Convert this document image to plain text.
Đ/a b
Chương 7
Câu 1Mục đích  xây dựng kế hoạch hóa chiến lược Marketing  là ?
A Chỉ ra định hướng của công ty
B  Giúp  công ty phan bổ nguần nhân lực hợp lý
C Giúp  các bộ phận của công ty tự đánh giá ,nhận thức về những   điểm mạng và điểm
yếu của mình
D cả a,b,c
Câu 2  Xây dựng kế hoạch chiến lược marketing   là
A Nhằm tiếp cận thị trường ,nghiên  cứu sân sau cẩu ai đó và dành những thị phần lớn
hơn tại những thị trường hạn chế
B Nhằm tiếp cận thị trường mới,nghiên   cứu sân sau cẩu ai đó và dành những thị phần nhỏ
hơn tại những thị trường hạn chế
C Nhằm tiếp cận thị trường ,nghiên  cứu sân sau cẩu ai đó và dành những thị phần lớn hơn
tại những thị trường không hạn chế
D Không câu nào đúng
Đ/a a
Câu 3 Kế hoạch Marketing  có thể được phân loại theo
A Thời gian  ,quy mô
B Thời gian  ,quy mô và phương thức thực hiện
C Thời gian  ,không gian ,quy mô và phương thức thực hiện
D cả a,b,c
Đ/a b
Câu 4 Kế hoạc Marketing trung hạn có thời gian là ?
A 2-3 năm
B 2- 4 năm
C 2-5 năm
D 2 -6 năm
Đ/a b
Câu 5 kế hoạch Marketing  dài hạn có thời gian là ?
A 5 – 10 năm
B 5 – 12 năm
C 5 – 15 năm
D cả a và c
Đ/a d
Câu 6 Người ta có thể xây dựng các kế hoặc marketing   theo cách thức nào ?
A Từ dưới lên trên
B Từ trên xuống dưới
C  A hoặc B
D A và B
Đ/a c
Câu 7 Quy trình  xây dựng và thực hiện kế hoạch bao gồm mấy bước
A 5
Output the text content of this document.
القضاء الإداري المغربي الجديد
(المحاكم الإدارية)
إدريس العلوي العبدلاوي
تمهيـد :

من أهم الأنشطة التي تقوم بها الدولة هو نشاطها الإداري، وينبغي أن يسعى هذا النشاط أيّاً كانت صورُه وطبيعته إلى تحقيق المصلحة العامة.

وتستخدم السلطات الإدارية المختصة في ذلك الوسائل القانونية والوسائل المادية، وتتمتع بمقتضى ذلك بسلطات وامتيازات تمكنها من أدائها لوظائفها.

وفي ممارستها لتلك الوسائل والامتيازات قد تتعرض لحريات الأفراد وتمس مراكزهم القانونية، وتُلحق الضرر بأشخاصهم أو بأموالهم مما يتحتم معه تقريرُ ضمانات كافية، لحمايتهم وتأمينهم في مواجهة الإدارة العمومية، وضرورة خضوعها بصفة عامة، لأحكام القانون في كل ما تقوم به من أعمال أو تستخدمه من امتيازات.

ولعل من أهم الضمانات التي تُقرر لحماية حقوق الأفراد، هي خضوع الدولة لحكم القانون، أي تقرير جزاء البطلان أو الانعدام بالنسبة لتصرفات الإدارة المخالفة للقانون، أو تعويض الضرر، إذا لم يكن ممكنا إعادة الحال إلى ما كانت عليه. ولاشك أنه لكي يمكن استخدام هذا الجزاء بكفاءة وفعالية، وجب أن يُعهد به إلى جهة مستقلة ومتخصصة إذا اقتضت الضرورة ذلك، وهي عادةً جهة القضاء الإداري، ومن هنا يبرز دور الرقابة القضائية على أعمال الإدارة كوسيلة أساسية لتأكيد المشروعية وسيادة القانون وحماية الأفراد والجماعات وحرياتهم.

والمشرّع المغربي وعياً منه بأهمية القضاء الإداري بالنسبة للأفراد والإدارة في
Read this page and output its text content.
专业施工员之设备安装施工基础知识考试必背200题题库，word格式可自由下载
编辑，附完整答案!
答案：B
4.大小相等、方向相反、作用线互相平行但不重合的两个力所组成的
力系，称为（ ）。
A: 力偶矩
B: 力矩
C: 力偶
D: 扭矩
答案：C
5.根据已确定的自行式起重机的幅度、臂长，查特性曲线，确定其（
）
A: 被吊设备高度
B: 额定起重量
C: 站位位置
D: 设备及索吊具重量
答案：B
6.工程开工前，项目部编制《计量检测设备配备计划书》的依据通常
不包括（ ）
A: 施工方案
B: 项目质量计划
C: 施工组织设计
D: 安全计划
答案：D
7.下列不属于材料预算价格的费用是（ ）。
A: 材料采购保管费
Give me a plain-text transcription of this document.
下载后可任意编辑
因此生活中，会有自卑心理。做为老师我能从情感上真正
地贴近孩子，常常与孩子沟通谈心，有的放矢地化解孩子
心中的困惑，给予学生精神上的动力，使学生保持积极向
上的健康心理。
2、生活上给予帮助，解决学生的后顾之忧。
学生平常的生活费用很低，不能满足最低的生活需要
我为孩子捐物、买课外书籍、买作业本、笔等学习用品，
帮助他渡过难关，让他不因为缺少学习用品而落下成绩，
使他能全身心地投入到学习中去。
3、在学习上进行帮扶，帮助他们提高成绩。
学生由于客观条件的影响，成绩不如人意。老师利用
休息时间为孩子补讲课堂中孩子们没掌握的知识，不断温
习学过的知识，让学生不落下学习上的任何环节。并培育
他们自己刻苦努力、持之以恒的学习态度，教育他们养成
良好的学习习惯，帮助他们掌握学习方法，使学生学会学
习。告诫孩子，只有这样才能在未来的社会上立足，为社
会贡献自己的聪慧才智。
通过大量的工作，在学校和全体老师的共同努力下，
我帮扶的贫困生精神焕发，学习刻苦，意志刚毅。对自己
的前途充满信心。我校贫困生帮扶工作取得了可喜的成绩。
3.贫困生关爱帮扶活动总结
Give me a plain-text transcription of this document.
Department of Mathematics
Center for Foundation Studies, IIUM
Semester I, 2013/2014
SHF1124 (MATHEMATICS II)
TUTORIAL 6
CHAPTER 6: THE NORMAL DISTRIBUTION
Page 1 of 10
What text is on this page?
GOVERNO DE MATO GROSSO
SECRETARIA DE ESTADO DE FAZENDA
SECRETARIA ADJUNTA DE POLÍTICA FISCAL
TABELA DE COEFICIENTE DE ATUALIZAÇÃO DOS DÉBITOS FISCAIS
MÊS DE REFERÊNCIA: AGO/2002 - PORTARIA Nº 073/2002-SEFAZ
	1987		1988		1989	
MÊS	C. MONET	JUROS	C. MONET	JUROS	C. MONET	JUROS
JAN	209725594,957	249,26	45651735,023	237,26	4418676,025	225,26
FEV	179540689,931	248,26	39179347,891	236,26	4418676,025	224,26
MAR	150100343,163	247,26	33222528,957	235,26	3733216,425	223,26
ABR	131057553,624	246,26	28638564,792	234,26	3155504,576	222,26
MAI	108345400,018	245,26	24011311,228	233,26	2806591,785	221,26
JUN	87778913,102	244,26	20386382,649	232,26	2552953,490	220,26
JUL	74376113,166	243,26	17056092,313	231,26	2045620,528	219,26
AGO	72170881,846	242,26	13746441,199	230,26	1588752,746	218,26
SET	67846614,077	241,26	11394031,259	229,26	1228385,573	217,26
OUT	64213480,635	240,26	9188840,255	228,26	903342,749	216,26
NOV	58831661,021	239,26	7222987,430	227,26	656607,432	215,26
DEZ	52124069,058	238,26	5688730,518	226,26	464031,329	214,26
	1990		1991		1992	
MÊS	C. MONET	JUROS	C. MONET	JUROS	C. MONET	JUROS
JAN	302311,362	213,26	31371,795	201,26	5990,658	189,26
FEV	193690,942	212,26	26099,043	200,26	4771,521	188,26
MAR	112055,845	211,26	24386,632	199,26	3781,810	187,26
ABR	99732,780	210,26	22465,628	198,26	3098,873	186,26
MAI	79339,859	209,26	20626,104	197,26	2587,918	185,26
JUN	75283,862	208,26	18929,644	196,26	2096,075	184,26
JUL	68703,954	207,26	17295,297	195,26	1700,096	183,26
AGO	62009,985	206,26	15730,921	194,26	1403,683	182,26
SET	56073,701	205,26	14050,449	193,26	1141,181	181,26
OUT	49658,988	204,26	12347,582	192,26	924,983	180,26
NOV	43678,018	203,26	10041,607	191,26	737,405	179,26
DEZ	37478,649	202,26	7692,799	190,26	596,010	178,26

· · ·

What is asked —
Your task is to collect every line above that contains the word "بالنسبة".

Correct output —
ولعل من أهم الضمانات التي تُقرر لحماية حقوق الأفراد، هي خضوع الدولة لحكم القانون، أي تقرير جزاء البطلان أو الانعدام بالنسبة لتصرفات الإدارة المخالفة للقانون، أو تعويض الضرر، إذا لم يكن ممكنا إعادة الحال إلى ما كانت عليه. ولاشك أنه لكي يمكن استخدام هذا الجزاء بكفاءة وفعالية، وجب أن يُعهد به إلى جهة مستقلة ومتخصصة إذا اقتضت الضرورة ذلك، وهي عادةً جهة القضاء الإداري، ومن هنا يبرز دور الرقابة القضائية على أعمال الإدارة كوسيلة أساسية لتأكيد المشروعية وسيادة القانون وحماية الأفراد والجماعات وحرياتهم.
والمشرّع المغربي وعياً منه بأهمية القضاء الإداري بالنسبة للأفراد والإدارة في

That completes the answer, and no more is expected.